EXTRACT PROVIDED
= = = =

Let’s not forget the Familiar Face Brigade, and this movie’s loaded with them. Lon Chaney Jr is one of Keating’s henchmen, just before turning into THE WOLF MAN that same year. Ian Hunter (Keating) was King Richard in THE ADVENTURES OF ROBIN HOOD and the long-lost dad in Shirley Temple’s THE LITTLE PRINCESS. Every cowboy movie’s gotta have an ingénue, and undistinguished MGM starlet Mary Howard fills the bill here. Thar’s plenty of sagebrush vets filling out the rest of the cast, including Olive Blakeney, Dick Curtis, Arthur Housman, Cy Kendall, Henry O’Neill, Kermit Maynard, Frank Puglia, Chill Wills, Guinn ‘Big Boy’ Williams, and Grant Withers.

= = = =

Annotated element listings
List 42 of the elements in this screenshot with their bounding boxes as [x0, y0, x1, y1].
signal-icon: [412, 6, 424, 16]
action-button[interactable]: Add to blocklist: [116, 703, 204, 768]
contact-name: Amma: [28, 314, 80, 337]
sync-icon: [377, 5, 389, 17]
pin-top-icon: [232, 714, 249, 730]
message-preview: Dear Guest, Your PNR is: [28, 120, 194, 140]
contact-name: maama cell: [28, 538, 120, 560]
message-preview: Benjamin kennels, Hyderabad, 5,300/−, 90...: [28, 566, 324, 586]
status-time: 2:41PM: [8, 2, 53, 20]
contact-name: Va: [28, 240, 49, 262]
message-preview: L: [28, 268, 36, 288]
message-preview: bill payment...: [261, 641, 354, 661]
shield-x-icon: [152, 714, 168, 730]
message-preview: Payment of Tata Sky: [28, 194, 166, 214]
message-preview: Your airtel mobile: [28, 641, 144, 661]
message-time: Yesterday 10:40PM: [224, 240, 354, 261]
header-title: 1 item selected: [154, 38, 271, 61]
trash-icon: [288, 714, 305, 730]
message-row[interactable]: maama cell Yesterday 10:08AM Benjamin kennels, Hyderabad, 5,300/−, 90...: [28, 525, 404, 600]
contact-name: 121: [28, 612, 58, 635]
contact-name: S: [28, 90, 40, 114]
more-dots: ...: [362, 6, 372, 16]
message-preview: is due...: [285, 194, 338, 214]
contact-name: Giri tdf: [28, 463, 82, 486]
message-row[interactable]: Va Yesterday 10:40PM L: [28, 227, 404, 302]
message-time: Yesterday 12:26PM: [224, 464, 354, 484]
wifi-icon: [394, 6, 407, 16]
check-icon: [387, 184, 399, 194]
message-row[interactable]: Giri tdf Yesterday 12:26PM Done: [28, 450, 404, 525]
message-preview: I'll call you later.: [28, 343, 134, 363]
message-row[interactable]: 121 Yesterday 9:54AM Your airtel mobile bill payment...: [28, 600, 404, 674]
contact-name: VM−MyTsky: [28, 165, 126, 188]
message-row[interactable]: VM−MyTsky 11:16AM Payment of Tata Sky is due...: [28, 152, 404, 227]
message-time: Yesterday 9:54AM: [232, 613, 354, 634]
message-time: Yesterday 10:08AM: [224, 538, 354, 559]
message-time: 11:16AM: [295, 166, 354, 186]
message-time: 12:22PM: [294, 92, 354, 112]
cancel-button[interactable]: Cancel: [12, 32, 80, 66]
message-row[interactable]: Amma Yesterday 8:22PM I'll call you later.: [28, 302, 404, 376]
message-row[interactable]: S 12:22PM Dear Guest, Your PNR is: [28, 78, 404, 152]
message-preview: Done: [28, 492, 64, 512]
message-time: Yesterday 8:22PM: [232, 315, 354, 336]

= = = =

SHORT EXERCISE 1
According to the passage on the movie's cast, which actor plays Keating?
SHORT EXERCISE 2
Pick up the passage on the movie's cast after its final sentence and write what comes next.
These listings come from a different source than the text.

TASK RESPONSE 1
Ian Hunter

TASK RESPONSE 2
BILLY THE KID strives to be a thrilling action epic, but falls far short of the mark. It has more in common with Saturday matinee B-Westerns than John Ford or Cecil B. DeMille. The casting leaves a lot to be desired, especially with stiff Taylor in the title role. Speaking of which, why did they even bother to use the real William Bonney as the protagonist in this unfactual flick? Why not GEORGE THE KID, or SIX-GUN STEVE, or even A BOY NAMED STU? If you want Billy the Kid, you’re better off catching Paul Newman in THE LEFT HANDED GUN or Sam Peckinpah’s PAT GARRETT AND BILLY THE KID.